[Element box records]
----
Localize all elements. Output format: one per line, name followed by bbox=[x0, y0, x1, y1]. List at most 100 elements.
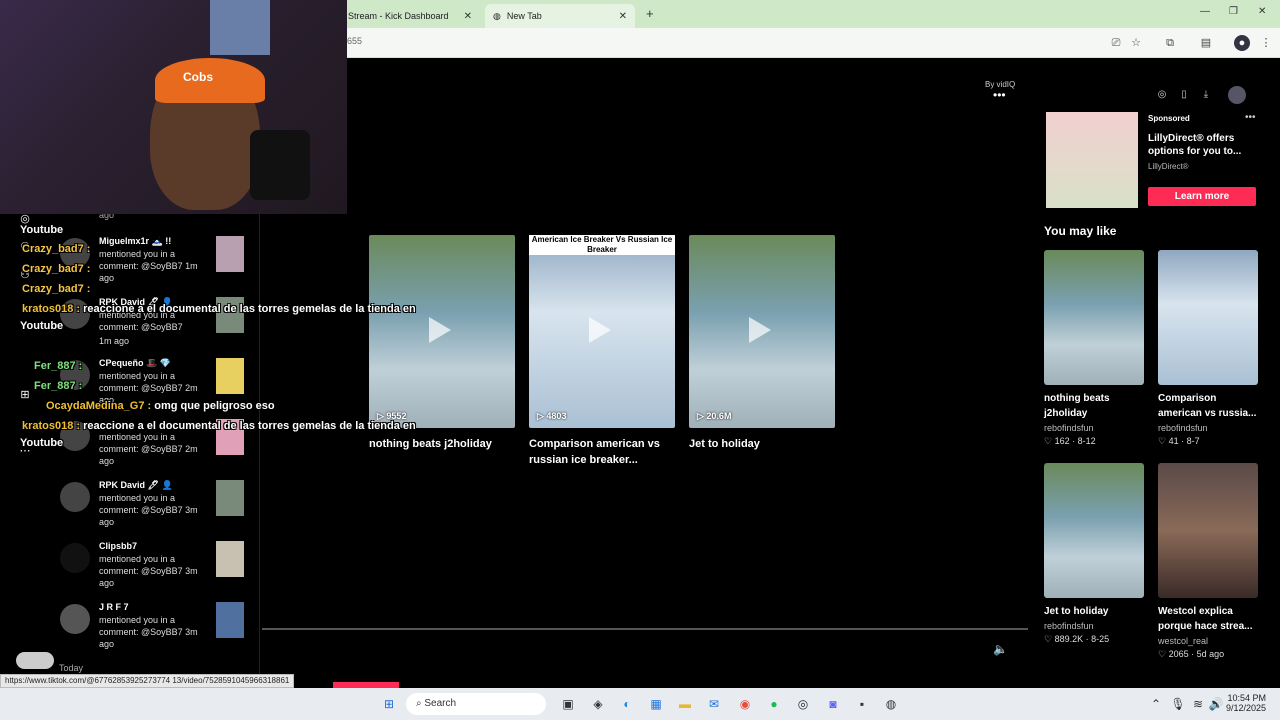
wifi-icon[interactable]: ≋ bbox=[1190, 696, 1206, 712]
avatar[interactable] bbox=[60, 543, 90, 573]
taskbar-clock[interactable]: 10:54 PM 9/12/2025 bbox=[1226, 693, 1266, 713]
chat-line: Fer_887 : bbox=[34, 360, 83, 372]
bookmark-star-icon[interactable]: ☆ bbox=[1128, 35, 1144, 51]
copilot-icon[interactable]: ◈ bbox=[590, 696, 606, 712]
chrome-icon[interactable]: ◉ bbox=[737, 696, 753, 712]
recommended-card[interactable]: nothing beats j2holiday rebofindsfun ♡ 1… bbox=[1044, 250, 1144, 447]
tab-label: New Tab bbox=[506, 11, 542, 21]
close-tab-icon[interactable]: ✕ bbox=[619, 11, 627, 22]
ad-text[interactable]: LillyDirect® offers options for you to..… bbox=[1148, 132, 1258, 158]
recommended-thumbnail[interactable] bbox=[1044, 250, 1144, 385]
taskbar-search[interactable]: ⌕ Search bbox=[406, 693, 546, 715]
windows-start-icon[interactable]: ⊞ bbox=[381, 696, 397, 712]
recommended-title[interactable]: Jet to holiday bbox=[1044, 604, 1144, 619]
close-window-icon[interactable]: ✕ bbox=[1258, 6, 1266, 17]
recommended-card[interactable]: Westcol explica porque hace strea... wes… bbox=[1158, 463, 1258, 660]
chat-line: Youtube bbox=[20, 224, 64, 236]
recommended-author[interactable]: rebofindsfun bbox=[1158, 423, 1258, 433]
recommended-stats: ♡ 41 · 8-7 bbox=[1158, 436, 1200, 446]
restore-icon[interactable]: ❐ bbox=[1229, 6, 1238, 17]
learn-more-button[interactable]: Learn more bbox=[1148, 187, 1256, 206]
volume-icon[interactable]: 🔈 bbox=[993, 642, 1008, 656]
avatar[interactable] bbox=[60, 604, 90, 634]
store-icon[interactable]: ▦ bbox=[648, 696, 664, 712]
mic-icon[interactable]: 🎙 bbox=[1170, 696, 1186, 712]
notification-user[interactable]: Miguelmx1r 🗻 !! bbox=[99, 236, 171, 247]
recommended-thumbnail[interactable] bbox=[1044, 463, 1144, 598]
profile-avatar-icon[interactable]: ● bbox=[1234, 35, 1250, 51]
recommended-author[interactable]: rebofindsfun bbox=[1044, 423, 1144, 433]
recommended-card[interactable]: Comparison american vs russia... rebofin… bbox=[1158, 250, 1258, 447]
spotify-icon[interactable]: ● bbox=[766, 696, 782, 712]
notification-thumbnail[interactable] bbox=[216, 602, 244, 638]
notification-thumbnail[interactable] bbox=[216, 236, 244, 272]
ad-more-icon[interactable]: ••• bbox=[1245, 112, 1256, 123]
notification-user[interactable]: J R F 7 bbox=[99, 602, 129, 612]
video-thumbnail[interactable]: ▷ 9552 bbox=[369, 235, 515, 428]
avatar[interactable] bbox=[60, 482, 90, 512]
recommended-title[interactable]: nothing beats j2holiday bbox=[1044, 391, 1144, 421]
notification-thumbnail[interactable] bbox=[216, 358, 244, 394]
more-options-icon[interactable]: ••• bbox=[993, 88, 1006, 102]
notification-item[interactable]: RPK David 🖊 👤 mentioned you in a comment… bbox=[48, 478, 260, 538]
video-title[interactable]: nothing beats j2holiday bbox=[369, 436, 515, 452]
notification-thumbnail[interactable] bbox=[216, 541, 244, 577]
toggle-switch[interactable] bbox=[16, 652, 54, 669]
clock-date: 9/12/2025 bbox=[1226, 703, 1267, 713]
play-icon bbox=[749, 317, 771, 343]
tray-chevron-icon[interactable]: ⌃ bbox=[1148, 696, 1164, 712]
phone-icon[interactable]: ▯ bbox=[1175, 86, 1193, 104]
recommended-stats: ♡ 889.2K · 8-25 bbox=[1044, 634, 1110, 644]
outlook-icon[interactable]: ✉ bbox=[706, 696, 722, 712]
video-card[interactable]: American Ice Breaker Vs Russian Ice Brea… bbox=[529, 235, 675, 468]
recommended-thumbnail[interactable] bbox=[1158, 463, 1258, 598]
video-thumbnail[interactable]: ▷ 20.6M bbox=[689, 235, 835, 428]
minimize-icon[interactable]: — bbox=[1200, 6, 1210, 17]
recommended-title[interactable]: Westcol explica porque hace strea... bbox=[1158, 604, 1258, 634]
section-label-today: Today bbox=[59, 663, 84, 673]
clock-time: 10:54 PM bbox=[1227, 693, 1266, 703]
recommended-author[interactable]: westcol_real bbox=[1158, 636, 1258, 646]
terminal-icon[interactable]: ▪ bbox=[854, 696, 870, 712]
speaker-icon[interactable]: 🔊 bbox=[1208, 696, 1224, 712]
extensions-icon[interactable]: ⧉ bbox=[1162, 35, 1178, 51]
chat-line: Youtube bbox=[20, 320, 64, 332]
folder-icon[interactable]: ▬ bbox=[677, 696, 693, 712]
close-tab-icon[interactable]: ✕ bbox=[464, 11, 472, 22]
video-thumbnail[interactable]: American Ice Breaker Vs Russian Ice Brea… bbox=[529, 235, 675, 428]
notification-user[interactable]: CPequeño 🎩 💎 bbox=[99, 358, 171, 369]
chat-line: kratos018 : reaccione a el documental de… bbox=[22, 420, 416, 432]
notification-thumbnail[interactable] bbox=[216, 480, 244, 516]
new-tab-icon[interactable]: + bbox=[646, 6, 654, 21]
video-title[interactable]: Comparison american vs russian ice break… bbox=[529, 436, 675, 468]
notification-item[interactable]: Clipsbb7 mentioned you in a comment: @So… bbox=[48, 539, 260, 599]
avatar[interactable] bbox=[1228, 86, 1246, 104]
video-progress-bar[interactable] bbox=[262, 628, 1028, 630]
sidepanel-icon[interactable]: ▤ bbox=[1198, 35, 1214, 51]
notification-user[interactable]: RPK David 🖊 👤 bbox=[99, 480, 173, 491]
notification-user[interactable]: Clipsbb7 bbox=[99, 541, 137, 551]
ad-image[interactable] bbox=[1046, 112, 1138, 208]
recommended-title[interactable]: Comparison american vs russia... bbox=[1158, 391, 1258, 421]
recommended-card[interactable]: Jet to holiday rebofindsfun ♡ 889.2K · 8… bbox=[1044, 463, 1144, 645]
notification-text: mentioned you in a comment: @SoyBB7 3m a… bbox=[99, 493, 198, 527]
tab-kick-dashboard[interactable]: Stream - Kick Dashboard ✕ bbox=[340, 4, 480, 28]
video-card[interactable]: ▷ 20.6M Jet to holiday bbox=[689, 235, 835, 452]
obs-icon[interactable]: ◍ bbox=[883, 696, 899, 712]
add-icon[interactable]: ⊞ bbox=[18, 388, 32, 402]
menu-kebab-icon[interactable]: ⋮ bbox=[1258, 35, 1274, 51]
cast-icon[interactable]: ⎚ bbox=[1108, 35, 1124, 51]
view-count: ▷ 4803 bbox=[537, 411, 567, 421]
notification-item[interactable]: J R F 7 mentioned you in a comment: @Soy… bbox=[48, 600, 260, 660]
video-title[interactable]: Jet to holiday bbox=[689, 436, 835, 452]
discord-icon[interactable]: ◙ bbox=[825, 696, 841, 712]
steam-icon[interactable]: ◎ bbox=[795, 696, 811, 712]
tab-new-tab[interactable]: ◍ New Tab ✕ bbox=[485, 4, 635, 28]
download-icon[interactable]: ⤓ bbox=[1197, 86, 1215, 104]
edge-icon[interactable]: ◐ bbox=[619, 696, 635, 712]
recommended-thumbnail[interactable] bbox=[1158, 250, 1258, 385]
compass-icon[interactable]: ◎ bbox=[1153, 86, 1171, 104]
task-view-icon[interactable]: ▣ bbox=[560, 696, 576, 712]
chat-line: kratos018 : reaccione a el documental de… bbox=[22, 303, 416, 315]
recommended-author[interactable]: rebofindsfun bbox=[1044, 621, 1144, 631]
----
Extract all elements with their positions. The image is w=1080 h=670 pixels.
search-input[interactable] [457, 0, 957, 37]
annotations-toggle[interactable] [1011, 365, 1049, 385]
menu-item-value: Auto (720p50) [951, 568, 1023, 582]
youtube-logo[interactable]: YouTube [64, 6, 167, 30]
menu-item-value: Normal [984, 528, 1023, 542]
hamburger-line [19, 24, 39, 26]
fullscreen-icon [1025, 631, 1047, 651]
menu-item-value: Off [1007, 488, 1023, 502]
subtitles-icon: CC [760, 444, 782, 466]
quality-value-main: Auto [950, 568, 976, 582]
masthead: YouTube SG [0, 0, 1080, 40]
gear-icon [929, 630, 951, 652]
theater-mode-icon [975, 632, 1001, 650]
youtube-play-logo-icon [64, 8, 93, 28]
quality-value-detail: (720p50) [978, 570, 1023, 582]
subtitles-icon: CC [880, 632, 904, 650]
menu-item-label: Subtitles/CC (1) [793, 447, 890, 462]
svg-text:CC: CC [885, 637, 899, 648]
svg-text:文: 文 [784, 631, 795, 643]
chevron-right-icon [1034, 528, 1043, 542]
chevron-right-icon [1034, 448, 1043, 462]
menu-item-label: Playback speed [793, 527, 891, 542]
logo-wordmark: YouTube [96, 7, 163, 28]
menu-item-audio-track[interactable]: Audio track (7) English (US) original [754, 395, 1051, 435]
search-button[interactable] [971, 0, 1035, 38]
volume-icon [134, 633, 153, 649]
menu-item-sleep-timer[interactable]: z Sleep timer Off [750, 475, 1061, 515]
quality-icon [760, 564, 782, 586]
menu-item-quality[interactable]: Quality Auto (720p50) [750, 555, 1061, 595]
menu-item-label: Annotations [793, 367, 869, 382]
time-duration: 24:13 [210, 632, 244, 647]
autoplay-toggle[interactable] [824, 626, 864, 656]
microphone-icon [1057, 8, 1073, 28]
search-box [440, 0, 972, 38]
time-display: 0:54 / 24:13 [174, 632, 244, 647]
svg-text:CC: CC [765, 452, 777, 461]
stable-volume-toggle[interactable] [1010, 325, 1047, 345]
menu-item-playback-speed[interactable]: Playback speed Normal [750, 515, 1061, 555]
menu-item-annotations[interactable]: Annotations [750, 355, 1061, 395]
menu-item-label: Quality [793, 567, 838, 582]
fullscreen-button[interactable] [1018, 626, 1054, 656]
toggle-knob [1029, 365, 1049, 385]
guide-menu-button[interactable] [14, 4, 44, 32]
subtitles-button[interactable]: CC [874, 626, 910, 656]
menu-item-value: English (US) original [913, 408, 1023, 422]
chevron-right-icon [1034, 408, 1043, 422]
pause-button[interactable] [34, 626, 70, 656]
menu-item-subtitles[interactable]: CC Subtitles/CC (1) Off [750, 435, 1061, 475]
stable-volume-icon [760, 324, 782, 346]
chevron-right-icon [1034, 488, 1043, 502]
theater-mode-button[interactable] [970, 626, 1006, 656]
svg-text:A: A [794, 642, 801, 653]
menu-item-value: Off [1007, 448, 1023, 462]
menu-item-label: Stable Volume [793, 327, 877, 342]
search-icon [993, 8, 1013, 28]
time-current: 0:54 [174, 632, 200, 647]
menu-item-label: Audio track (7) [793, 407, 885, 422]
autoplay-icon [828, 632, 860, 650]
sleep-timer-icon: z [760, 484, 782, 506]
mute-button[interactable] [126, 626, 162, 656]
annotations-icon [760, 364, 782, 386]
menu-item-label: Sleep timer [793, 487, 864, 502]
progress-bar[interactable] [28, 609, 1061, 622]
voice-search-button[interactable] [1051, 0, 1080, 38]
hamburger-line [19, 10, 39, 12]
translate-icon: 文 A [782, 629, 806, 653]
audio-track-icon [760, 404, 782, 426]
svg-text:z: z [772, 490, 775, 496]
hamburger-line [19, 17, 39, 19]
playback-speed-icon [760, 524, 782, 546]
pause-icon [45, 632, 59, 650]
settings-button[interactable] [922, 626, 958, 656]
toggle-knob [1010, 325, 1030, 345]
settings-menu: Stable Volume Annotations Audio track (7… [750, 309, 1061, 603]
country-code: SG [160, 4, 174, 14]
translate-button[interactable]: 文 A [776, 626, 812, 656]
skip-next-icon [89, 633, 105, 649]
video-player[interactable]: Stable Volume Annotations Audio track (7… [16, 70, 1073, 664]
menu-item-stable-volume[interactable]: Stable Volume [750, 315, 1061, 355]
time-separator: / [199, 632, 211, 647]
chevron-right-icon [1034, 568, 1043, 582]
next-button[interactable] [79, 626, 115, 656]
----
What you should do: Please find every line in the rows above that contains the string "mode" and copy each of those lines.

Result of the task:
theater-mode-icon [975, 632, 1001, 650]
theater-mode-button[interactable] [970, 626, 1006, 656]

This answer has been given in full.